+++ Information provided +++

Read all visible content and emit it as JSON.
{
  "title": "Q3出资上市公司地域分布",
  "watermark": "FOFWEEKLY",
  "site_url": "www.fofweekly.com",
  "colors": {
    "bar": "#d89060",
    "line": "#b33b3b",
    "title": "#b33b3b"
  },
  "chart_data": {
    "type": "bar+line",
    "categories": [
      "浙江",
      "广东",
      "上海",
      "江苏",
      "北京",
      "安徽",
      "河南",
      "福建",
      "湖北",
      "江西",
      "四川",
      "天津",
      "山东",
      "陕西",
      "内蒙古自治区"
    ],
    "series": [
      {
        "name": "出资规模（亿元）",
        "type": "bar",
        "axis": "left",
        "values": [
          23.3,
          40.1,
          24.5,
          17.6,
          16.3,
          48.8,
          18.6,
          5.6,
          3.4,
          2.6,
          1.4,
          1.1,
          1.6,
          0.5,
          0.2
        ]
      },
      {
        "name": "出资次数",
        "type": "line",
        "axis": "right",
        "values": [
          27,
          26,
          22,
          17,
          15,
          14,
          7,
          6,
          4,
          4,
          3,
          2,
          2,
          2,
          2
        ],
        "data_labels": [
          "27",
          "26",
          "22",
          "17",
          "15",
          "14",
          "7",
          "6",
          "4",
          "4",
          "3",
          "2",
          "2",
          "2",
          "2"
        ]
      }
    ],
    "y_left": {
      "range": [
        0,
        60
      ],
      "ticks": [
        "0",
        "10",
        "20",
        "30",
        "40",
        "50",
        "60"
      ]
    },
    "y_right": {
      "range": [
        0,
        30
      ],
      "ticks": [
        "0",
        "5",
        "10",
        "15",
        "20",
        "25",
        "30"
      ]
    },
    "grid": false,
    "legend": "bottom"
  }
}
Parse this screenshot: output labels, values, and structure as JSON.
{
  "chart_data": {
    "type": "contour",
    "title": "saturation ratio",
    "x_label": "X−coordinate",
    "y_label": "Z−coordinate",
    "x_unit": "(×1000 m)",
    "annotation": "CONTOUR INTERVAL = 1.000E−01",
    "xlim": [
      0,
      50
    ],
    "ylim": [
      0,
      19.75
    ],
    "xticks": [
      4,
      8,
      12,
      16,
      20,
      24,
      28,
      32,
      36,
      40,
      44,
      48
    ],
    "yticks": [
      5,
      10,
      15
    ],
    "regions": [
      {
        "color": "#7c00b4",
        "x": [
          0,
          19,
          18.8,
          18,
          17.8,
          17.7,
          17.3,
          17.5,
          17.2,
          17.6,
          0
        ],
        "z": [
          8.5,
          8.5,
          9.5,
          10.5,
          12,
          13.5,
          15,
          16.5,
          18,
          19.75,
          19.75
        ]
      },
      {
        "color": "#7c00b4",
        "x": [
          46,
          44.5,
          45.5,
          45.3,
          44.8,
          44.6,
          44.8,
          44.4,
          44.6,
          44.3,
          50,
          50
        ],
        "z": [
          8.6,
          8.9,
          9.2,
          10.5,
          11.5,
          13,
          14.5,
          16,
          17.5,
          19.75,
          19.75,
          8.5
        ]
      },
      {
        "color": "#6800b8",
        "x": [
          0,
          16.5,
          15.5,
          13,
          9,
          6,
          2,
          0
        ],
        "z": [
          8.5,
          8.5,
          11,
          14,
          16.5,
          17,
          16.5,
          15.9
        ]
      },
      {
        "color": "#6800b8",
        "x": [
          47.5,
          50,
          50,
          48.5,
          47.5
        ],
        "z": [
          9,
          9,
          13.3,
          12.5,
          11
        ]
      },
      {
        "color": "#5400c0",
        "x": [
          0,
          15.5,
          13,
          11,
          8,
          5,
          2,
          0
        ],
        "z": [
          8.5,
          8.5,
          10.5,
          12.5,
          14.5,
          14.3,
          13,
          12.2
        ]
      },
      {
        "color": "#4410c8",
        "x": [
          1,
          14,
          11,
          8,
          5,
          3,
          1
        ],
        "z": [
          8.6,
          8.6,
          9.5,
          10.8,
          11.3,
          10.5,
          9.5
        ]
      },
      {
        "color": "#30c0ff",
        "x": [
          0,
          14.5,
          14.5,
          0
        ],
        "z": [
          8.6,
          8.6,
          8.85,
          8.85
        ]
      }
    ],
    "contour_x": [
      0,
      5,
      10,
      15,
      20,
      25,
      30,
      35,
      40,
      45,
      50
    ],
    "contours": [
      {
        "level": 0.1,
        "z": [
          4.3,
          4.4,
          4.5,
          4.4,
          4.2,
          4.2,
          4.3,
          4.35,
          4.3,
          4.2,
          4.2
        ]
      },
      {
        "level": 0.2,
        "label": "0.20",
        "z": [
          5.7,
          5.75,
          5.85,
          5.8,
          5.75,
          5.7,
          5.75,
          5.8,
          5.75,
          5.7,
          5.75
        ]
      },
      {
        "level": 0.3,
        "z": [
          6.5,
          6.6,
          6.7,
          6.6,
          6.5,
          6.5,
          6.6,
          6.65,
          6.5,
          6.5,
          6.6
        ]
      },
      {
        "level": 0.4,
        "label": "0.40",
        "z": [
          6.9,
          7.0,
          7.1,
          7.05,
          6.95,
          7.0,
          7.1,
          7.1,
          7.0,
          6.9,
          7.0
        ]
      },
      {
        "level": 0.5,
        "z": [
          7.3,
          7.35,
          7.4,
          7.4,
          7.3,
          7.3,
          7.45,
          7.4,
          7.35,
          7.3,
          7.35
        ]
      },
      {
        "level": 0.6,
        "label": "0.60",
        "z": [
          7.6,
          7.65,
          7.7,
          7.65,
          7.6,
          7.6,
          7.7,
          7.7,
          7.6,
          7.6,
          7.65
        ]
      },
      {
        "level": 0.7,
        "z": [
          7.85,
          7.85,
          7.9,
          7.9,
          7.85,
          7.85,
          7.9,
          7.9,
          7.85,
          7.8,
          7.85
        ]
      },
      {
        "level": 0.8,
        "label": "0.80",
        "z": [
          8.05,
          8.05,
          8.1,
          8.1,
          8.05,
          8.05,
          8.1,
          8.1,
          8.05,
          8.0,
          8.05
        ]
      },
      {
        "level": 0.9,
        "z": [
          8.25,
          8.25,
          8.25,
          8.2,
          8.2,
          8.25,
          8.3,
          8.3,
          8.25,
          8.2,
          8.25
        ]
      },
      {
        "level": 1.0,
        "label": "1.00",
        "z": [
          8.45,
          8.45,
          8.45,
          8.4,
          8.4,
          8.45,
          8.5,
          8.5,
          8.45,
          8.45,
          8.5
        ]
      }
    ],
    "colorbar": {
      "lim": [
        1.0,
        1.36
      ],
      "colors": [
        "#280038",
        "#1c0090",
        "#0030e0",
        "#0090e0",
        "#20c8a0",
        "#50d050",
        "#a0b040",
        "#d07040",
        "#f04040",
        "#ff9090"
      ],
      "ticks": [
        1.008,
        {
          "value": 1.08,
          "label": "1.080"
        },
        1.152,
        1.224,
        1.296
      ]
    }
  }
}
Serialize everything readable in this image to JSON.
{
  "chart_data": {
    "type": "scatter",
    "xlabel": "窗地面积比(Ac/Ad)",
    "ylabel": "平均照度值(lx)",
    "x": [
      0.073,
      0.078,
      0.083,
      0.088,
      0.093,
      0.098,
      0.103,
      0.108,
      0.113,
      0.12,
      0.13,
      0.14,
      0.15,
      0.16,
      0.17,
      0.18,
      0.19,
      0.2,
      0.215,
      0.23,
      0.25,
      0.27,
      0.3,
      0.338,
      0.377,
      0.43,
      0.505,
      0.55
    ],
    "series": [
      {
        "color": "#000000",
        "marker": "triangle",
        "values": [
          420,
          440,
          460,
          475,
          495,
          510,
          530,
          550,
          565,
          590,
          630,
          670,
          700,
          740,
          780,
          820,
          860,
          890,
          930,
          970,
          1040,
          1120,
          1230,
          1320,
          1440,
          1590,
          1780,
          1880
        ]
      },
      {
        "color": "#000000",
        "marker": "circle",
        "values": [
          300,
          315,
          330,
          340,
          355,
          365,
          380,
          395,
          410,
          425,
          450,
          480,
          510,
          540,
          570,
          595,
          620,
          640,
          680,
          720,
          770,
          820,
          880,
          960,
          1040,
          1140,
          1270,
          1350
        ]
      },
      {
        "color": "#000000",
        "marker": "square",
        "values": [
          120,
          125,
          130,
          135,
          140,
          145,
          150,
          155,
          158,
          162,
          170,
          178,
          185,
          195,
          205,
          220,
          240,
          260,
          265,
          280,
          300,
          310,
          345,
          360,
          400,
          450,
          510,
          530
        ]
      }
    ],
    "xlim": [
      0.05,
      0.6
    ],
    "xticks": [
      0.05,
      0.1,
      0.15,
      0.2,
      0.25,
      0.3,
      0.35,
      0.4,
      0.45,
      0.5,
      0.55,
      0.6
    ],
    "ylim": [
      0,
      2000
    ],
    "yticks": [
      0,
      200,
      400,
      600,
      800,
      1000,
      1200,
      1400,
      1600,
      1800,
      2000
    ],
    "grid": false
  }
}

+++

● **To be done**: Across the entries above, how many lines contain "level"? Provide only the count.

● **Complete answer**: 10